■ **Requirement**
Output every line below without omitting or altering anything.
**** Dataset content
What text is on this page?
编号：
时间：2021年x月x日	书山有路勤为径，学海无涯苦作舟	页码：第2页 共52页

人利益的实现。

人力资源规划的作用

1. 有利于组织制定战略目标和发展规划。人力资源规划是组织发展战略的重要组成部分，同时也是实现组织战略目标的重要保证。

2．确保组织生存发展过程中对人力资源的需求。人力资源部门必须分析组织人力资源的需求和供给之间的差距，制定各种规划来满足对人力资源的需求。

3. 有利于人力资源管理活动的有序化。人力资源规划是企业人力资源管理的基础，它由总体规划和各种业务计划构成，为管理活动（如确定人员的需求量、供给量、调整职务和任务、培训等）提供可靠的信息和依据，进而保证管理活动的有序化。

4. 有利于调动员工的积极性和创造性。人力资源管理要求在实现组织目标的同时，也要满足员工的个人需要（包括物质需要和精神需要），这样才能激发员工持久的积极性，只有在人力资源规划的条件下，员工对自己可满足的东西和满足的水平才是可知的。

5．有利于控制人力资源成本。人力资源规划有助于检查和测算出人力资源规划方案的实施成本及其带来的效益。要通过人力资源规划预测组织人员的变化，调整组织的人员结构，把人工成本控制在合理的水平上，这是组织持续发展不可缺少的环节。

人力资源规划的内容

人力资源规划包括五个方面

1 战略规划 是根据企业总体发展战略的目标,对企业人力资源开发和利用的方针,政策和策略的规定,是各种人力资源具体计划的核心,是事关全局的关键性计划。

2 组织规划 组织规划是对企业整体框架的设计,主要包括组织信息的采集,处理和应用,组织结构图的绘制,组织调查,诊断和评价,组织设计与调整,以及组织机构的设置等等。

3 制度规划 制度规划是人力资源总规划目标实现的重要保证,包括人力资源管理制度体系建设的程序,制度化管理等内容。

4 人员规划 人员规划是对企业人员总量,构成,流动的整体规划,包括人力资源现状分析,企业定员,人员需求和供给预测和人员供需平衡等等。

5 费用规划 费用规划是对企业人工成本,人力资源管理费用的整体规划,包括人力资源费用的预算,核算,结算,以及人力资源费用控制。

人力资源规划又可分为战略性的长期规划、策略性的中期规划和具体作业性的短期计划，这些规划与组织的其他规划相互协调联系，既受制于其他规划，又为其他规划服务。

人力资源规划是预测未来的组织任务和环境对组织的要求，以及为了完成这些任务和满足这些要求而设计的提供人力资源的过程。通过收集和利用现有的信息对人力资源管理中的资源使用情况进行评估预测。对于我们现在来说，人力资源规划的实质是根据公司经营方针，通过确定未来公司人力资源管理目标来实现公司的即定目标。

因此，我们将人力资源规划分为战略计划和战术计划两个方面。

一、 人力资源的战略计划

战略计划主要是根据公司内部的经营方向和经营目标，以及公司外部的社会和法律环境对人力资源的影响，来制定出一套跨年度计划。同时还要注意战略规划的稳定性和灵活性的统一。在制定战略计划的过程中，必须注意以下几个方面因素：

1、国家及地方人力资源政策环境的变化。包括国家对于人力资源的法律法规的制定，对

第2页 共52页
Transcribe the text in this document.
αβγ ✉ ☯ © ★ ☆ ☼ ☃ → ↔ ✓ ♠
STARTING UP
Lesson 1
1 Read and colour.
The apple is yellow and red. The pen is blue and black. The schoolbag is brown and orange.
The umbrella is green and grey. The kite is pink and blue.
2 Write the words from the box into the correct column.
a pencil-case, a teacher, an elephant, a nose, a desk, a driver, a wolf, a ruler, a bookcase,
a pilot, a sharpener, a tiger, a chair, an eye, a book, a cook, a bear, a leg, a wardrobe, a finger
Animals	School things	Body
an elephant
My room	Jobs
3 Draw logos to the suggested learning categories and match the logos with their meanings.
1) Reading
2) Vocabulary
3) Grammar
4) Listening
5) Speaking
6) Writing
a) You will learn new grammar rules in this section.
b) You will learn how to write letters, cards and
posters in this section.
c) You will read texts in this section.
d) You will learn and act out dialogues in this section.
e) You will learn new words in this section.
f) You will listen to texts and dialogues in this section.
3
********
■ **Correct response**
What text is on this page?
编号：
时间：2021年x月x日	书山有路勤为径，学海无涯苦作舟	页码：第2页 共52页

人利益的实现。

人力资源规划的作用

1. 有利于组织制定战略目标和发展规划。人力资源规划是组织发展战略的重要组成部分，同时也是实现组织战略目标的重要保证。

2．确保组织生存发展过程中对人力资源的需求。人力资源部门必须分析组织人力资源的需求和供给之间的差距，制定各种规划来满足对人力资源的需求。

3. 有利于人力资源管理活动的有序化。人力资源规划是企业人力资源管理的基础，它由总体规划和各种业务计划构成，为管理活动（如确定人员的需求量、供给量、调整职务和任务、培训等）提供可靠的信息和依据，进而保证管理活动的有序化。

4. 有利于调动员工的积极性和创造性。人力资源管理要求在实现组织目标的同时，也要满足员工的个人需要（包括物质需要和精神需要），这样才能激发员工持久的积极性，只有在人力资源规划的条件下，员工对自己可满足的东西和满足的水平才是可知的。

5．有利于控制人力资源成本。人力资源规划有助于检查和测算出人力资源规划方案的实施成本及其带来的效益。要通过人力资源规划预测组织人员的变化，调整组织的人员结构，把人工成本控制在合理的水平上，这是组织持续发展不可缺少的环节。

人力资源规划的内容

人力资源规划包括五个方面

1 战略规划 是根据企业总体发展战略的目标,对企业人力资源开发和利用的方针,政策和策略的规定,是各种人力资源具体计划的核心,是事关全局的关键性计划。

2 组织规划 组织规划是对企业整体框架的设计,主要包括组织信息的采集,处理和应用,组织结构图的绘制,组织调查,诊断和评价,组织设计与调整,以及组织机构的设置等等。

3 制度规划 制度规划是人力资源总规划目标实现的重要保证,包括人力资源管理制度体系建设的程序,制度化管理等内容。

4 人员规划 人员规划是对企业人员总量,构成,流动的整体规划,包括人力资源现状分析,企业定员,人员需求和供给预测和人员供需平衡等等。

5 费用规划 费用规划是对企业人工成本,人力资源管理费用的整体规划,包括人力资源费用的预算,核算,结算,以及人力资源费用控制。

人力资源规划又可分为战略性的长期规划、策略性的中期规划和具体作业性的短期计划，这些规划与组织的其他规划相互协调联系，既受制于其他规划，又为其他规划服务。

人力资源规划是预测未来的组织任务和环境对组织的要求，以及为了完成这些任务和满足这些要求而设计的提供人力资源的过程。通过收集和利用现有的信息对人力资源管理中的资源使用情况进行评估预测。对于我们现在来说，人力资源规划的实质是根据公司经营方针，通过确定未来公司人力资源管理目标来实现公司的即定目标。

因此，我们将人力资源规划分为战略计划和战术计划两个方面。

一、 人力资源的战略计划

战略计划主要是根据公司内部的经营方向和经营目标，以及公司外部的社会和法律环境对人力资源的影响，来制定出一套跨年度计划。同时还要注意战略规划的稳定性和灵活性的统一。在制定战略计划的过程中，必须注意以下几个方面因素：

1、国家及地方人力资源政策环境的变化。包括国家对于人力资源的法律法规的制定，对

第2页 共52页
Transcribe the text in this document.
αβγ ✉ ☯ © ★ ☆ ☼ ☃ → ↔ ✓ ♠
STARTING UP
Lesson 1
1 Read and colour.
The apple is yellow and red. The pen is blue and black. The schoolbag is brown and orange.
The umbrella is green and grey. The kite is pink and blue.
2 Write the words from the box into the correct column.
a pencil-case, a teacher, an elephant, a nose, a desk, a driver, a wolf, a ruler, a bookcase,
a pilot, a sharpener, a tiger, a chair, an eye, a book, a cook, a bear, a leg, a wardrobe, a finger
Animals	School things	Body
an elephant
My room	Jobs
3 Draw logos to the suggested learning categories and match the logos with their meanings.
1) Reading
2) Vocabulary
3) Grammar
4) Listening
5) Speaking
6) Writing
a) You will learn new grammar rules in this section.
b) You will learn how to write letters, cards and
posters in this section.
c) You will read texts in this section.
d) You will learn and act out dialogues in this section.
e) You will learn new words in this section.
f) You will listen to texts and dialogues in this section.
3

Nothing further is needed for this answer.